Begin PROVIDED ENTRIES
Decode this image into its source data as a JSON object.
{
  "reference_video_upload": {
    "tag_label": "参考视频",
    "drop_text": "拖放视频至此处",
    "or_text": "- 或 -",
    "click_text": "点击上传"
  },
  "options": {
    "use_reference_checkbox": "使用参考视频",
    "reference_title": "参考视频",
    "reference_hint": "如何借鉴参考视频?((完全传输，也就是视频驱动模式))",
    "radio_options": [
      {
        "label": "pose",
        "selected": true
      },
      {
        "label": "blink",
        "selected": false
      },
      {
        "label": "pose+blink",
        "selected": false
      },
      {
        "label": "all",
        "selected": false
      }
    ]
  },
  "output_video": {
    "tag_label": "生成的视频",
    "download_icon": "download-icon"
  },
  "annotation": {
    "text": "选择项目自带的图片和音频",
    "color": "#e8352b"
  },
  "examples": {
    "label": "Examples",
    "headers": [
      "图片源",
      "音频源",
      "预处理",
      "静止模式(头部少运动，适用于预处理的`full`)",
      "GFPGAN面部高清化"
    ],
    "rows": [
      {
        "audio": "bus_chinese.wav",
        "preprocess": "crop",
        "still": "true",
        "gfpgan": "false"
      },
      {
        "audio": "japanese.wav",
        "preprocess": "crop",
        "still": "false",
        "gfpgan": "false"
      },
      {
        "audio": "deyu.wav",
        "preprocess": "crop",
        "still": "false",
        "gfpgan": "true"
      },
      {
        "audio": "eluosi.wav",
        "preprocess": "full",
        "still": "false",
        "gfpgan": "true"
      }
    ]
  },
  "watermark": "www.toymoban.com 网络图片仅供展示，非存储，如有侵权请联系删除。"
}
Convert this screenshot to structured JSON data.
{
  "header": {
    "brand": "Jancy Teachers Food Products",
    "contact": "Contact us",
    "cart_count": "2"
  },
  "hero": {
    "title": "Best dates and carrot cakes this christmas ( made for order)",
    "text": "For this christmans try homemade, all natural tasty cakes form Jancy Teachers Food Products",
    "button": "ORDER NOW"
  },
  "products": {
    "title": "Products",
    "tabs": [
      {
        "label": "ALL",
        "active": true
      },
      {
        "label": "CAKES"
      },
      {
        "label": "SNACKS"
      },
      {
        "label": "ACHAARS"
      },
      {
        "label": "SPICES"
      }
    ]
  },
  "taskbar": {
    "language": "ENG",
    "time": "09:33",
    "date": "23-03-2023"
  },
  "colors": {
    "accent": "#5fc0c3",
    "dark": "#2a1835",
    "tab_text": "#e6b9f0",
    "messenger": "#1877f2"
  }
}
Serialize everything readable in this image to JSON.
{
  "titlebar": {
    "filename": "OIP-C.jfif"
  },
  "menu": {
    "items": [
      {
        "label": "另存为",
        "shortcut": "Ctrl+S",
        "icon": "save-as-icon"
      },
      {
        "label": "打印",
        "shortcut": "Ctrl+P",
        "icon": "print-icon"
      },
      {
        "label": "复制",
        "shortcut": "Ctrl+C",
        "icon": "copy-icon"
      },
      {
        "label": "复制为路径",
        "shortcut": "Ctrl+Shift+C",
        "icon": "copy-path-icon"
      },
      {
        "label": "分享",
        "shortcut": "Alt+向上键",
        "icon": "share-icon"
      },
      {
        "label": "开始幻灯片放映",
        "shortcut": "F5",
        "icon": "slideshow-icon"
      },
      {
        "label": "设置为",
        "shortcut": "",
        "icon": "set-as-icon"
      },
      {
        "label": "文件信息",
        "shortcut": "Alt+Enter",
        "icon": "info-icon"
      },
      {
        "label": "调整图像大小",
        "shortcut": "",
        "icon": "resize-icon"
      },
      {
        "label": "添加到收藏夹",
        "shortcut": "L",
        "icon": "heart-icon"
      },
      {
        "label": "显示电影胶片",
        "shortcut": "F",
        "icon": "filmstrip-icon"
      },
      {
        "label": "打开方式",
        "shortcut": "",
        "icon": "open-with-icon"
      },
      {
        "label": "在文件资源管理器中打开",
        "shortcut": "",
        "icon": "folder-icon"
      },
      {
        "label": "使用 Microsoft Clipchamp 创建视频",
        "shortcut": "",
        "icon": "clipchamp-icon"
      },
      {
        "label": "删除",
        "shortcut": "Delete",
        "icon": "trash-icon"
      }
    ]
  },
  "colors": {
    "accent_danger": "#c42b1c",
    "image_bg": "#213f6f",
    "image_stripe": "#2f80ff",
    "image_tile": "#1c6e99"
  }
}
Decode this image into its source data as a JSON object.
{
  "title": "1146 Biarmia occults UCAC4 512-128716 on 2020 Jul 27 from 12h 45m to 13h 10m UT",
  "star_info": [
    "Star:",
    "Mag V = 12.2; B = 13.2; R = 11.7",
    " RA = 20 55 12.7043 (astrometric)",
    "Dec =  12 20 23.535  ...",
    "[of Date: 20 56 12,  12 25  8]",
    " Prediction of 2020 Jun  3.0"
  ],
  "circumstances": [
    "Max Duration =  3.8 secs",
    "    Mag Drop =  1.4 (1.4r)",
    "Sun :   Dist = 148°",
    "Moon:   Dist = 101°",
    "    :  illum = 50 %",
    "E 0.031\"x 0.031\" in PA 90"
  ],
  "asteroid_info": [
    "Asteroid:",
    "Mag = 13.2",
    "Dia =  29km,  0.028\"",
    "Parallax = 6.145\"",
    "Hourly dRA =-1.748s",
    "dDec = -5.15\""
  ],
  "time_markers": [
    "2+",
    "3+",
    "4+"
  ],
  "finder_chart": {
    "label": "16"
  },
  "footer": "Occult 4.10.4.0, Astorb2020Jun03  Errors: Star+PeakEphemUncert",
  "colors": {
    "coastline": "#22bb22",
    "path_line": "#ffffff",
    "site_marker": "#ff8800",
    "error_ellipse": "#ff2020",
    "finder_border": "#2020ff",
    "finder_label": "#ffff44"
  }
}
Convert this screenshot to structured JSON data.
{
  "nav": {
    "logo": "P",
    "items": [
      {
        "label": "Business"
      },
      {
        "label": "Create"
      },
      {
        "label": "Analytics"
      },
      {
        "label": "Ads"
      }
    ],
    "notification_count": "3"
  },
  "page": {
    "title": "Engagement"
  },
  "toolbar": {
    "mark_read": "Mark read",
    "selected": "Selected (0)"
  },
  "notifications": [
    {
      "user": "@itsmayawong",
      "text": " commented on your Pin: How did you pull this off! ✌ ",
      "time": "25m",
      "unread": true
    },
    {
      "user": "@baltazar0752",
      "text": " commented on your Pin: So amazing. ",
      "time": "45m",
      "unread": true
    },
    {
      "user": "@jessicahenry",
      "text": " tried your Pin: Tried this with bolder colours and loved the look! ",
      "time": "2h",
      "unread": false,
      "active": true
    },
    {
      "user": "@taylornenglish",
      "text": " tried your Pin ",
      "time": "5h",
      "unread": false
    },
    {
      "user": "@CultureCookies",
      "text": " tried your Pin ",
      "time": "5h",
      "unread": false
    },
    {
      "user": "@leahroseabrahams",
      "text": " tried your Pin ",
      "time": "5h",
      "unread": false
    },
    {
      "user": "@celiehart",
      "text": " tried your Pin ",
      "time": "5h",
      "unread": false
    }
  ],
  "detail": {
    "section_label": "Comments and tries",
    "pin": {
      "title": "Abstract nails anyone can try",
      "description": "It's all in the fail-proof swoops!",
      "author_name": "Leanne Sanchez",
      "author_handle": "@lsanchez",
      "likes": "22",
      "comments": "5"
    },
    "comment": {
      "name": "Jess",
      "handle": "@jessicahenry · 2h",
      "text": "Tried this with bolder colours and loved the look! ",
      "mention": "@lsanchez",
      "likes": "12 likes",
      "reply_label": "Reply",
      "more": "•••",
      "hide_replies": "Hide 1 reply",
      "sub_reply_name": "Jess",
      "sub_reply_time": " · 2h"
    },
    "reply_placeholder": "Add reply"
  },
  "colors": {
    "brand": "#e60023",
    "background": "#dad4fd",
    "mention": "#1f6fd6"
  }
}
End PROVIDED ENTRIES
_GIVEN REQUEST_
Locate the lines above that contain "lsanchez" and copy them.

_WRITTEN RESPONSE_
      "author_handle": "@lsanchez",
      "mention": "@lsanchez",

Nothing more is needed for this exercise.